Check each line of the data below for the word "Alpine", then extract the ones that have it.

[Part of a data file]
+++++

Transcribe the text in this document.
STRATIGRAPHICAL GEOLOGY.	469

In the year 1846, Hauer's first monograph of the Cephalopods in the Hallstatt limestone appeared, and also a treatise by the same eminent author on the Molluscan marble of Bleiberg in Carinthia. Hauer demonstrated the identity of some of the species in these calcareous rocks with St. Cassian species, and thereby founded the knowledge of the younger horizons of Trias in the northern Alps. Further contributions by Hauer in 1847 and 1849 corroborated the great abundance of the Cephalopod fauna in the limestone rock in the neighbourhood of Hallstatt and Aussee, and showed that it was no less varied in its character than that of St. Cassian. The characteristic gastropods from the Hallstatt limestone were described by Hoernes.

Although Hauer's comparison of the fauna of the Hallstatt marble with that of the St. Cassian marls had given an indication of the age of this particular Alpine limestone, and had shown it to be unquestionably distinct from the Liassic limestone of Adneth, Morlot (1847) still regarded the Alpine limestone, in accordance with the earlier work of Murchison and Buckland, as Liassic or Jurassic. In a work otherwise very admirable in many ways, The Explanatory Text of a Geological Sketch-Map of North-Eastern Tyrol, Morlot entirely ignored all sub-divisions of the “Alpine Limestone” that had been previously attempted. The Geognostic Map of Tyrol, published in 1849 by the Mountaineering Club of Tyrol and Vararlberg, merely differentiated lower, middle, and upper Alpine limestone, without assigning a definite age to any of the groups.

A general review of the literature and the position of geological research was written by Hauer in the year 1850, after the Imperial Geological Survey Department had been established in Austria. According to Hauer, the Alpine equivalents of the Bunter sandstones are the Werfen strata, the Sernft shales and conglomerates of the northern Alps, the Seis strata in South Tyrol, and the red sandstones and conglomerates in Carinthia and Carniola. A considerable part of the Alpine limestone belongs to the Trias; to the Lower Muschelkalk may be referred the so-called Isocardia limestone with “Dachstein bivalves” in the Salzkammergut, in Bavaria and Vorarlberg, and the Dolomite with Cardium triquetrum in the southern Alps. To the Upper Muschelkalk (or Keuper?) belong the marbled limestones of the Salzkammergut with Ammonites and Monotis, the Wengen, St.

+++++

__RESULT FOR THIS EXERCISE__:
Although Hauer's comparison of the fauna of the Hallstatt marble with that of the St. Cassian marls had given an indication of the age of this particular Alpine limestone, and had shown it to be unquestionably distinct from the Liassic limestone of Adneth, Morlot (1847) still regarded the Alpine limestone, in accordance with the earlier work of Murchison and Buckland, as Liassic or Jurassic. In a work otherwise very admirable in many ways, The Explanatory Text of a Geological Sketch-Map of North-Eastern Tyrol, Morlot entirely ignored all sub-divisions of the “Alpine Limestone” that had been previously attempted. The Geognostic Map of Tyrol, published in 1849 by the Mountaineering Club of Tyrol and Vararlberg, merely differentiated lower, middle, and upper Alpine limestone, without assigning a definite age to any of the groups.
A general review of the literature and the position of geological research was written by Hauer in the year 1850, after the Imperial Geological Survey Department had been established in Austria. According to Hauer, the Alpine equivalents of the Bunter sandstones are the Werfen strata, the Sernft shales and conglomerates of the northern Alps, the Seis strata in South Tyrol, and the red sandstones and conglomerates in Carinthia and Carniola. A considerable part of the Alpine limestone belongs to the Trias; to the Lower Muschelkalk may be referred the so-called Isocardia limestone with “Dachstein bivalves” in the Salzkammergut, in Bavaria and Vorarlberg, and the Dolomite with Cardium triquetrum in the southern Alps. To the Upper Muschelkalk (or Keuper?) belong the marbled limestones of the Salzkammergut with Ammonites and Monotis, the Wengen, St.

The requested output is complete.